__Supplied material__.
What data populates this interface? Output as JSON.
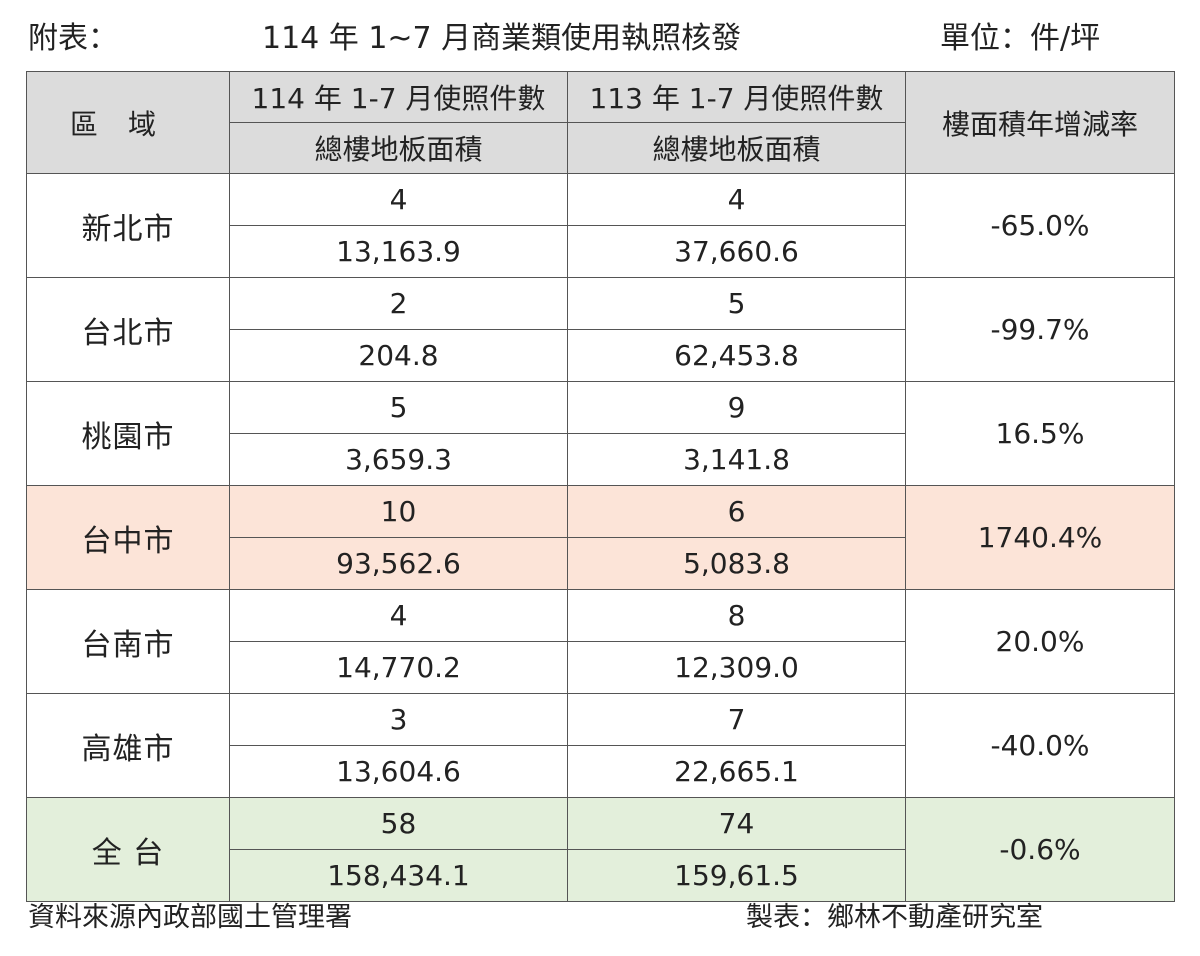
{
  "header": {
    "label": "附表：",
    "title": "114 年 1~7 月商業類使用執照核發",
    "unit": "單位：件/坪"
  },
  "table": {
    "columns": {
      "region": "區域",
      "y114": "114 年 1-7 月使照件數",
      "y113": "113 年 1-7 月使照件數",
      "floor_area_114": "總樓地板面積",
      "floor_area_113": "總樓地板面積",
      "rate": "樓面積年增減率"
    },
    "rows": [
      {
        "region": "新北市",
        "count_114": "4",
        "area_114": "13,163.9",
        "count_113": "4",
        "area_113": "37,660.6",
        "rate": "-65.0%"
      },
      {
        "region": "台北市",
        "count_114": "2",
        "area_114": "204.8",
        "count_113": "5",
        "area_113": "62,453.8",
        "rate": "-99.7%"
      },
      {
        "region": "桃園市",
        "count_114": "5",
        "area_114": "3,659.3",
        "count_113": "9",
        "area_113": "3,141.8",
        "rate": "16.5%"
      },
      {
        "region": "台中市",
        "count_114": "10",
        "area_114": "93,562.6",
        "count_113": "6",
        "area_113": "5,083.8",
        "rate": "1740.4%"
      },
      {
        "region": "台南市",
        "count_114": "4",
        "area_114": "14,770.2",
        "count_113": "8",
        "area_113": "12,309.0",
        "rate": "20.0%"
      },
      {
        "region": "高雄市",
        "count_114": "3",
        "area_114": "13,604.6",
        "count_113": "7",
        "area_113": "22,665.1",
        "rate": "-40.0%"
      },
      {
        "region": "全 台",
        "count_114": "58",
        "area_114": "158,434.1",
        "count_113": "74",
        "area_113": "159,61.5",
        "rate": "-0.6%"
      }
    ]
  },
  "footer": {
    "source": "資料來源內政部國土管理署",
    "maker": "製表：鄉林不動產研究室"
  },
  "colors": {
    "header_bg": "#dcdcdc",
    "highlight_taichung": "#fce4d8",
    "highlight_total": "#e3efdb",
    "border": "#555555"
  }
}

* * *

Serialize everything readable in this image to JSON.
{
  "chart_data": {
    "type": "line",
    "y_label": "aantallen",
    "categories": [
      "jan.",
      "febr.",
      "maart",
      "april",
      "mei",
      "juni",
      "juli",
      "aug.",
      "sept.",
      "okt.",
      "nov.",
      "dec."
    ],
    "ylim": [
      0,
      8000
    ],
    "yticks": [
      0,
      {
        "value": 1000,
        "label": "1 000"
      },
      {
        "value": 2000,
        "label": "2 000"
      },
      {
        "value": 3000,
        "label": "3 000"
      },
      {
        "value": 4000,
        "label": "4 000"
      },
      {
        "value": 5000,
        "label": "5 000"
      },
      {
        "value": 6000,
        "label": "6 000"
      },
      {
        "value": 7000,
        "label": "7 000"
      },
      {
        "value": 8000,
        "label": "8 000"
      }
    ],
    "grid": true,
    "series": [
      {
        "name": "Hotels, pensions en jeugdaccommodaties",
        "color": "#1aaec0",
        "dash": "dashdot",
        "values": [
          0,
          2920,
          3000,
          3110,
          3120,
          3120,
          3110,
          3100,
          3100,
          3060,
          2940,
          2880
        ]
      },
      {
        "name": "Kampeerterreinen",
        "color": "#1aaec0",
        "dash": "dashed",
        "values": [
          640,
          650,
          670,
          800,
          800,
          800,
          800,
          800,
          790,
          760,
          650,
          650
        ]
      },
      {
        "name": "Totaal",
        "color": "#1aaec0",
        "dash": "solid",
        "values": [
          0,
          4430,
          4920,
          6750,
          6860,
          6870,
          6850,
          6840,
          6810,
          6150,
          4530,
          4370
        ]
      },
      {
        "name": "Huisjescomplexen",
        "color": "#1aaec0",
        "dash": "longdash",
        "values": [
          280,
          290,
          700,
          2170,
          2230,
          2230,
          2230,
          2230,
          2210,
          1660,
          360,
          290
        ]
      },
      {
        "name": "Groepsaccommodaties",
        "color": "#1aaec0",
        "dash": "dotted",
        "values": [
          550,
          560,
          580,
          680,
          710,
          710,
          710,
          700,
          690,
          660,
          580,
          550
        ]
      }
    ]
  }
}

* * *

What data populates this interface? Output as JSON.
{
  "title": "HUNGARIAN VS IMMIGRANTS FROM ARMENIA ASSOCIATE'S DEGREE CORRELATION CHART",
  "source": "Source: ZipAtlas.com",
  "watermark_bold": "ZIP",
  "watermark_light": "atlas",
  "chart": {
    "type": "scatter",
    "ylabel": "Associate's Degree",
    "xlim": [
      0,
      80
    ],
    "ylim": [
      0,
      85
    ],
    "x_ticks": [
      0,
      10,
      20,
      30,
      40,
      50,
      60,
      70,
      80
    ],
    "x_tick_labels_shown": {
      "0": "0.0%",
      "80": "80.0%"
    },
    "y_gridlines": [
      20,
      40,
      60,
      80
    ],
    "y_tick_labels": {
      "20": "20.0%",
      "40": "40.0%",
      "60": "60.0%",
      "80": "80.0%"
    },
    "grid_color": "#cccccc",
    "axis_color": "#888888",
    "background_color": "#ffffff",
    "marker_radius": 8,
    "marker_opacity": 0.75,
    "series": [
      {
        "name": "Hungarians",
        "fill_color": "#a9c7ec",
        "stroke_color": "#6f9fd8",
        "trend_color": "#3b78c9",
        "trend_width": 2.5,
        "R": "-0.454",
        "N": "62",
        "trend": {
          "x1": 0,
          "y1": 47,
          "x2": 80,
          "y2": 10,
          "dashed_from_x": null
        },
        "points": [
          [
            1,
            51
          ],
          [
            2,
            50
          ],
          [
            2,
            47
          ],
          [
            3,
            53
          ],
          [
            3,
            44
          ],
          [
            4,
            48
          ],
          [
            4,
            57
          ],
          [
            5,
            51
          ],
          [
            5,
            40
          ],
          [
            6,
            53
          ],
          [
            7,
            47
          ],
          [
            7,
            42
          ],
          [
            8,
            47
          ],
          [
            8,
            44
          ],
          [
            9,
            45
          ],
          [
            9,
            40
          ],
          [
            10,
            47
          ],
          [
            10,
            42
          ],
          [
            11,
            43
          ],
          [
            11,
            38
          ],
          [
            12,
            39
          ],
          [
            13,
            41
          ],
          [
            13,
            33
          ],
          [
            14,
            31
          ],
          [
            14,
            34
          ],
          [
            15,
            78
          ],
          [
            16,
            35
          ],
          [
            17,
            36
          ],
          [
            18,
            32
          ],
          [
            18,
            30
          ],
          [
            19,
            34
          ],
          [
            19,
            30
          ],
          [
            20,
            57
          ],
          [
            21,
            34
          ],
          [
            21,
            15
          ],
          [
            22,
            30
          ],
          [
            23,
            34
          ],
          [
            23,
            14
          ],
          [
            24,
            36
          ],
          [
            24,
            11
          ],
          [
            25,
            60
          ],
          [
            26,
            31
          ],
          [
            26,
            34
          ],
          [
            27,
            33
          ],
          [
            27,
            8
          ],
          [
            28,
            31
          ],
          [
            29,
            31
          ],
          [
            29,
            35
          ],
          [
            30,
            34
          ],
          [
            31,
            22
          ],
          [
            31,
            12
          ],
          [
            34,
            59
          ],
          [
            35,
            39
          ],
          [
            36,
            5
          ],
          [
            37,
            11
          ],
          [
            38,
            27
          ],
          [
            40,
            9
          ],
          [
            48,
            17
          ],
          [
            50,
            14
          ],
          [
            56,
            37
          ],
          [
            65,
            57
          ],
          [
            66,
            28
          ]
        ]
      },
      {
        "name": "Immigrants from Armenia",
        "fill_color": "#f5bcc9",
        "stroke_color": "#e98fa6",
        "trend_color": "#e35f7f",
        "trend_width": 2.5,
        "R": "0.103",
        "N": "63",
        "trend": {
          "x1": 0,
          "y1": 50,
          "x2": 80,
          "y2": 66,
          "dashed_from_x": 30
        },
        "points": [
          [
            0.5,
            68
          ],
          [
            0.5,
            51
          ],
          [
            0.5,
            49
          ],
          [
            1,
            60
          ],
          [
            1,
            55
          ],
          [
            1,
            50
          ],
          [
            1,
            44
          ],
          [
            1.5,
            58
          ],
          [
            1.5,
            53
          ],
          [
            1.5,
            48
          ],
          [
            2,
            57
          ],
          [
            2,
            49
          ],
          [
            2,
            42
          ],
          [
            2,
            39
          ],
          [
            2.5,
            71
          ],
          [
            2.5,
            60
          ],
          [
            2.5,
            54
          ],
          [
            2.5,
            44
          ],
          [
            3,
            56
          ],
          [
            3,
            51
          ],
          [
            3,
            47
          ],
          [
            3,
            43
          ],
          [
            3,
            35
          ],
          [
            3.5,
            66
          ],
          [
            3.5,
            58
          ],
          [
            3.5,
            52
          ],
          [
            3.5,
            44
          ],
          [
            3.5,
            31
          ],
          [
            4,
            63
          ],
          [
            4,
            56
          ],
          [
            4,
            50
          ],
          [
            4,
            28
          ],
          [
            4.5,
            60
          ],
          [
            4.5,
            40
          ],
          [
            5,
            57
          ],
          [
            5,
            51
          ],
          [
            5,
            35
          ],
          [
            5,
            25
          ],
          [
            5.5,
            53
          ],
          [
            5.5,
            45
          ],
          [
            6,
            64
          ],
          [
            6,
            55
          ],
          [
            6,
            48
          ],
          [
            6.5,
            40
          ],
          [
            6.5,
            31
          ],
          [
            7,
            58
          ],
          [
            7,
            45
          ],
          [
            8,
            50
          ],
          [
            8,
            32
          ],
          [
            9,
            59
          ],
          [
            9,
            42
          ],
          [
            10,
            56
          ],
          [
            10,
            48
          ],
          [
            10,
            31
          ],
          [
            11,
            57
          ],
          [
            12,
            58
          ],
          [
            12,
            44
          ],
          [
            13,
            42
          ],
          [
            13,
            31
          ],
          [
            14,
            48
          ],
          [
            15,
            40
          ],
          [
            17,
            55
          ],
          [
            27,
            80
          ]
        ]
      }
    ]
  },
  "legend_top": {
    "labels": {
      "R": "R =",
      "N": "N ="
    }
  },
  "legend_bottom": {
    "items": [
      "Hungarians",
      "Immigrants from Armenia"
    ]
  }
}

__Directions__. Select every line in the material above where the string "title" occurs, and copy it.

__Correct response__.
    "title": "114 年 1~7 月商業類使用執照核發",
  "title": "HUNGARIAN VS IMMIGRANTS FROM ARMENIA ASSOCIATE'S DEGREE CORRELATION CHART",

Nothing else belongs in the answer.